WHAT IS REQUIRED - Please repeat all of the lines that follow, exactly as written.

* START *

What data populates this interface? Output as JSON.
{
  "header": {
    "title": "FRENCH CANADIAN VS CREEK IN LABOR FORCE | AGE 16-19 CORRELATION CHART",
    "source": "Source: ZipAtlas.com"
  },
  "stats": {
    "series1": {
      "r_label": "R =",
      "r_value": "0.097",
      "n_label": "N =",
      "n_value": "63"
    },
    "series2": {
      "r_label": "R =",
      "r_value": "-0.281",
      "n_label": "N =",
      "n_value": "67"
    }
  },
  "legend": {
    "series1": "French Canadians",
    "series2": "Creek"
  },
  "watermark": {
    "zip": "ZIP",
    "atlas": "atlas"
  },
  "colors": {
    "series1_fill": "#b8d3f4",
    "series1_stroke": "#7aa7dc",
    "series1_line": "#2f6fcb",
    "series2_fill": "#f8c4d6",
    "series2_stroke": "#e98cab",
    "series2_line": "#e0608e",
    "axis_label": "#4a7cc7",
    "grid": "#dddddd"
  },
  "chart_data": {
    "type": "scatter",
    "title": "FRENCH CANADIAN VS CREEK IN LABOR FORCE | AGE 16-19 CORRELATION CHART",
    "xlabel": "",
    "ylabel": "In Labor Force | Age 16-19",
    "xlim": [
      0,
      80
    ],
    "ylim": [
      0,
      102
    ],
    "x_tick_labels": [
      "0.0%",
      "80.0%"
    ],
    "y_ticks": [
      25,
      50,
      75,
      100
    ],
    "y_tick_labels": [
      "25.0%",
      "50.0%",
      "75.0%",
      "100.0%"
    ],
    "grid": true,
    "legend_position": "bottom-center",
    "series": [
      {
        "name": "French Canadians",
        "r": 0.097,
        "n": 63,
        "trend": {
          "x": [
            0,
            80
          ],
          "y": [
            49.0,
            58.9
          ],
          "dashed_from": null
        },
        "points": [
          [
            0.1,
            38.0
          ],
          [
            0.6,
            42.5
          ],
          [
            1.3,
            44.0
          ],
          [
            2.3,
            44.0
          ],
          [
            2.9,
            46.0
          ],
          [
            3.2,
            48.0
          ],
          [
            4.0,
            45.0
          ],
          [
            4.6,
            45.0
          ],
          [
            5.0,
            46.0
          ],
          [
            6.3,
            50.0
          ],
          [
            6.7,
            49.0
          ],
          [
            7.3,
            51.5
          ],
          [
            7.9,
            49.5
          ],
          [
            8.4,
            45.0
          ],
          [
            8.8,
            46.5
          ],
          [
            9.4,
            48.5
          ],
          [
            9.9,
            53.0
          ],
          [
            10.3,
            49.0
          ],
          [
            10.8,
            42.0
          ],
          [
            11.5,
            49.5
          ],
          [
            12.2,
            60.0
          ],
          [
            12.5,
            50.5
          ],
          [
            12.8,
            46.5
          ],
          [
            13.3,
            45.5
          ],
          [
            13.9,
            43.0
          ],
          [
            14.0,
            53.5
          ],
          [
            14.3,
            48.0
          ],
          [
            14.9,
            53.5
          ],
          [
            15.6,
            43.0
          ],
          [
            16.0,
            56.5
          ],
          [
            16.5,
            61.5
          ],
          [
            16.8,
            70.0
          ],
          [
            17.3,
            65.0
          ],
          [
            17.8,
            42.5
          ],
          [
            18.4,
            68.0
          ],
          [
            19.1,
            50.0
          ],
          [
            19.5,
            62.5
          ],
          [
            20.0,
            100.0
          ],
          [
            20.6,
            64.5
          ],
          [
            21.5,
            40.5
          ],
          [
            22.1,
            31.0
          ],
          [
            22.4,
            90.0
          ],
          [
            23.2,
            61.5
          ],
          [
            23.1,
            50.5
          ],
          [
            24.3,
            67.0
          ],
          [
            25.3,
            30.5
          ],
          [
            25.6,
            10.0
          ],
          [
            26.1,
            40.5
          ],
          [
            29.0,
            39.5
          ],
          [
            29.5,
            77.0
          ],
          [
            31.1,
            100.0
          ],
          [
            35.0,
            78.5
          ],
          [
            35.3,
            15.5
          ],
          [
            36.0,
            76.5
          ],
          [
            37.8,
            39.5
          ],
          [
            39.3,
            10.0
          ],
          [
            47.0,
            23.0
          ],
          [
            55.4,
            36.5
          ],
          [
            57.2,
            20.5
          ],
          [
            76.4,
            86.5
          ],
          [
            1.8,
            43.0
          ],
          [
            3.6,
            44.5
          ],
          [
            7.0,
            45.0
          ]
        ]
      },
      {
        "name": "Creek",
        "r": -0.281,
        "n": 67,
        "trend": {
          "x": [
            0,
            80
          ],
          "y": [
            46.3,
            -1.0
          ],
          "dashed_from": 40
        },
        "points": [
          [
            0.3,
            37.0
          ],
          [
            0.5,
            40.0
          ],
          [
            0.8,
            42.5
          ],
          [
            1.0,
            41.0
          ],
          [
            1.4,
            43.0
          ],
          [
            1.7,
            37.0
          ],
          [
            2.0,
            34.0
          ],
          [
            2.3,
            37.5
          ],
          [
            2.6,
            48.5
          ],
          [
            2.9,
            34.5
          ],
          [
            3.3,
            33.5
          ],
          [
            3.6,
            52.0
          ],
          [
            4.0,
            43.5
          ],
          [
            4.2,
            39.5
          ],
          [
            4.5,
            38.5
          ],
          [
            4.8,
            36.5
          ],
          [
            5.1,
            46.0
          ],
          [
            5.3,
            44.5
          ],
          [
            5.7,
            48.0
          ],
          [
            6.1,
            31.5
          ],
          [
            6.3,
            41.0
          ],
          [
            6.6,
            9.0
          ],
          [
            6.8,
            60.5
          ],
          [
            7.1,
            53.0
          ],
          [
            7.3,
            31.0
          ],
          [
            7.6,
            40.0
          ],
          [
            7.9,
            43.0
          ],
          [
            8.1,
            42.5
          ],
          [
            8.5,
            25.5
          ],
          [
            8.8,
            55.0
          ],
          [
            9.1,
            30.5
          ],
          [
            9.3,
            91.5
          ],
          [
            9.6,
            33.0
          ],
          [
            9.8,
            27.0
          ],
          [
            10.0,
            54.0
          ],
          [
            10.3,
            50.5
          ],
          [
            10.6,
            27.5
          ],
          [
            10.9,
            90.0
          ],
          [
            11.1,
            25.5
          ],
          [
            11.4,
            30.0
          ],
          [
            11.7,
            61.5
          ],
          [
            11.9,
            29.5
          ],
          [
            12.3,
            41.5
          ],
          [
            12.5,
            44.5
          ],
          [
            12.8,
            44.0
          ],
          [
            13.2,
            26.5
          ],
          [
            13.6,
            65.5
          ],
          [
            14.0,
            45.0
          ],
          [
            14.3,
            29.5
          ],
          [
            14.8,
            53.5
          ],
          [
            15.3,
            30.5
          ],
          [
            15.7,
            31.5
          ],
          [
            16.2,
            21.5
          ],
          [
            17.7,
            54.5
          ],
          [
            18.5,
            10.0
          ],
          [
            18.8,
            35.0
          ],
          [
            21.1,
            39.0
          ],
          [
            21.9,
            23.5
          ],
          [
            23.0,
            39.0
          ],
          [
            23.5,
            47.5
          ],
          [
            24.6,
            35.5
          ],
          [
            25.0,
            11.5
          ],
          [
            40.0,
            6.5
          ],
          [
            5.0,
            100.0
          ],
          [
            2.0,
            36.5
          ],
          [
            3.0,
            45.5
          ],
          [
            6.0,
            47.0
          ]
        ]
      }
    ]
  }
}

* END *

COMPLETE OUTPUT -
What data populates this interface? Output as JSON.
{
  "header": {
    "title": "FRENCH CANADIAN VS CREEK IN LABOR FORCE | AGE 16-19 CORRELATION CHART",
    "source": "Source: ZipAtlas.com"
  },
  "stats": {
    "series1": {
      "r_label": "R =",
      "r_value": "0.097",
      "n_label": "N =",
      "n_value": "63"
    },
    "series2": {
      "r_label": "R =",
      "r_value": "-0.281",
      "n_label": "N =",
      "n_value": "67"
    }
  },
  "legend": {
    "series1": "French Canadians",
    "series2": "Creek"
  },
  "watermark": {
    "zip": "ZIP",
    "atlas": "atlas"
  },
  "colors": {
    "series1_fill": "#b8d3f4",
    "series1_stroke": "#7aa7dc",
    "series1_line": "#2f6fcb",
    "series2_fill": "#f8c4d6",
    "series2_stroke": "#e98cab",
    "series2_line": "#e0608e",
    "axis_label": "#4a7cc7",
    "grid": "#dddddd"
  },
  "chart_data": {
    "type": "scatter",
    "title": "FRENCH CANADIAN VS CREEK IN LABOR FORCE | AGE 16-19 CORRELATION CHART",
    "xlabel": "",
    "ylabel": "In Labor Force | Age 16-19",
    "xlim": [
      0,
      80
    ],
    "ylim": [
      0,
      102
    ],
    "x_tick_labels": [
      "0.0%",
      "80.0%"
    ],
    "y_ticks": [
      25,
      50,
      75,
      100
    ],
    "y_tick_labels": [
      "25.0%",
      "50.0%",
      "75.0%",
      "100.0%"
    ],
    "grid": true,
    "legend_position": "bottom-center",
    "series": [
      {
        "name": "French Canadians",
        "r": 0.097,
        "n": 63,
        "trend": {
          "x": [
            0,
            80
          ],
          "y": [
            49.0,
            58.9
          ],
          "dashed_from": null
        },
        "points": [
          [
            0.1,
            38.0
          ],
          [
            0.6,
            42.5
          ],
          [
            1.3,
            44.0
          ],
          [
            2.3,
            44.0
          ],
          [
            2.9,
            46.0
          ],
          [
            3.2,
            48.0
          ],
          [
            4.0,
            45.0
          ],
          [
            4.6,
            45.0
          ],
          [
            5.0,
            46.0
          ],
          [
            6.3,
            50.0
          ],
          [
            6.7,
            49.0
          ],
          [
            7.3,
            51.5
          ],
          [
            7.9,
            49.5
          ],
          [
            8.4,
            45.0
          ],
          [
            8.8,
            46.5
          ],
          [
            9.4,
            48.5
          ],
          [
            9.9,
            53.0
          ],
          [
            10.3,
            49.0
          ],
          [
            10.8,
            42.0
          ],
          [
            11.5,
            49.5
          ],
          [
            12.2,
            60.0
          ],
          [
            12.5,
            50.5
          ],
          [
            12.8,
            46.5
          ],
          [
            13.3,
            45.5
          ],
          [
            13.9,
            43.0
          ],
          [
            14.0,
            53.5
          ],
          [
            14.3,
            48.0
          ],
          [
            14.9,
            53.5
          ],
          [
            15.6,
            43.0
          ],
          [
            16.0,
            56.5
          ],
          [
            16.5,
            61.5
          ],
          [
            16.8,
            70.0
          ],
          [
            17.3,
            65.0
          ],
          [
            17.8,
            42.5
          ],
          [
            18.4,
            68.0
          ],
          [
            19.1,
            50.0
          ],
          [
            19.5,
            62.5
          ],
          [
            20.0,
            100.0
          ],
          [
            20.6,
            64.5
          ],
          [
            21.5,
            40.5
          ],
          [
            22.1,
            31.0
          ],
          [
            22.4,
            90.0
          ],
          [
            23.2,
            61.5
          ],
          [
            23.1,
            50.5
          ],
          [
            24.3,
            67.0
          ],
          [
            25.3,
            30.5
          ],
          [
            25.6,
            10.0
          ],
          [
            26.1,
            40.5
          ],
          [
            29.0,
            39.5
          ],
          [
            29.5,
            77.0
          ],
          [
            31.1,
            100.0
          ],
          [
            35.0,
            78.5
          ],
          [
            35.3,
            15.5
          ],
          [
            36.0,
            76.5
          ],
          [
            37.8,
            39.5
          ],
          [
            39.3,
            10.0
          ],
          [
            47.0,
            23.0
          ],
          [
            55.4,
            36.5
          ],
          [
            57.2,
            20.5
          ],
          [
            76.4,
            86.5
          ],
          [
            1.8,
            43.0
          ],
          [
            3.6,
            44.5
          ],
          [
            7.0,
            45.0
          ]
        ]
      },
      {
        "name": "Creek",
        "r": -0.281,
        "n": 67,
        "trend": {
          "x": [
            0,
            80
          ],
          "y": [
            46.3,
            -1.0
          ],
          "dashed_from": 40
        },
        "points": [
          [
            0.3,
            37.0
          ],
          [
            0.5,
            40.0
          ],
          [
            0.8,
            42.5
          ],
          [
            1.0,
            41.0
          ],
          [
            1.4,
            43.0
          ],
          [
            1.7,
            37.0
          ],
          [
            2.0,
            34.0
          ],
          [
            2.3,
            37.5
          ],
          [
            2.6,
            48.5
          ],
          [
            2.9,
            34.5
          ],
          [
            3.3,
            33.5
          ],
          [
            3.6,
            52.0
          ],
          [
            4.0,
            43.5
          ],
          [
            4.2,
            39.5
          ],
          [
            4.5,
            38.5
          ],
          [
            4.8,
            36.5
          ],
          [
            5.1,
            46.0
          ],
          [
            5.3,
            44.5
          ],
          [
            5.7,
            48.0
          ],
          [
            6.1,
            31.5
          ],
          [
            6.3,
            41.0
          ],
          [
            6.6,
            9.0
          ],
          [
            6.8,
            60.5
          ],
          [
            7.1,
            53.0
          ],
          [
            7.3,
            31.0
          ],
          [
            7.6,
            40.0
          ],
          [
            7.9,
            43.0
          ],
          [
            8.1,
            42.5
          ],
          [
            8.5,
            25.5
          ],
          [
            8.8,
            55.0
          ],
          [
            9.1,
            30.5
          ],
          [
            9.3,
            91.5
          ],
          [
            9.6,
            33.0
          ],
          [
            9.8,
            27.0
          ],
          [
            10.0,
            54.0
          ],
          [
            10.3,
            50.5
          ],
          [
            10.6,
            27.5
          ],
          [
            10.9,
            90.0
          ],
          [
            11.1,
            25.5
          ],
          [
            11.4,
            30.0
          ],
          [
            11.7,
            61.5
          ],
          [
            11.9,
            29.5
          ],
          [
            12.3,
            41.5
          ],
          [
            12.5,
            44.5
          ],
          [
            12.8,
            44.0
          ],
          [
            13.2,
            26.5
          ],
          [
            13.6,
            65.5
          ],
          [
            14.0,
            45.0
          ],
          [
            14.3,
            29.5
          ],
          [
            14.8,
            53.5
          ],
          [
            15.3,
            30.5
          ],
          [
            15.7,
            31.5
          ],
          [
            16.2,
            21.5
          ],
          [
            17.7,
            54.5
          ],
          [
            18.5,
            10.0
          ],
          [
            18.8,
            35.0
          ],
          [
            21.1,
            39.0
          ],
          [
            21.9,
            23.5
          ],
          [
            23.0,
            39.0
          ],
          [
            23.5,
            47.5
          ],
          [
            24.6,
            35.5
          ],
          [
            25.0,
            11.5
          ],
          [
            40.0,
            6.5
          ],
          [
            5.0,
            100.0
          ],
          [
            2.0,
            36.5
          ],
          [
            3.0,
            45.5
          ],
          [
            6.0,
            47.0
          ]
        ]
      }
    ]
  }
}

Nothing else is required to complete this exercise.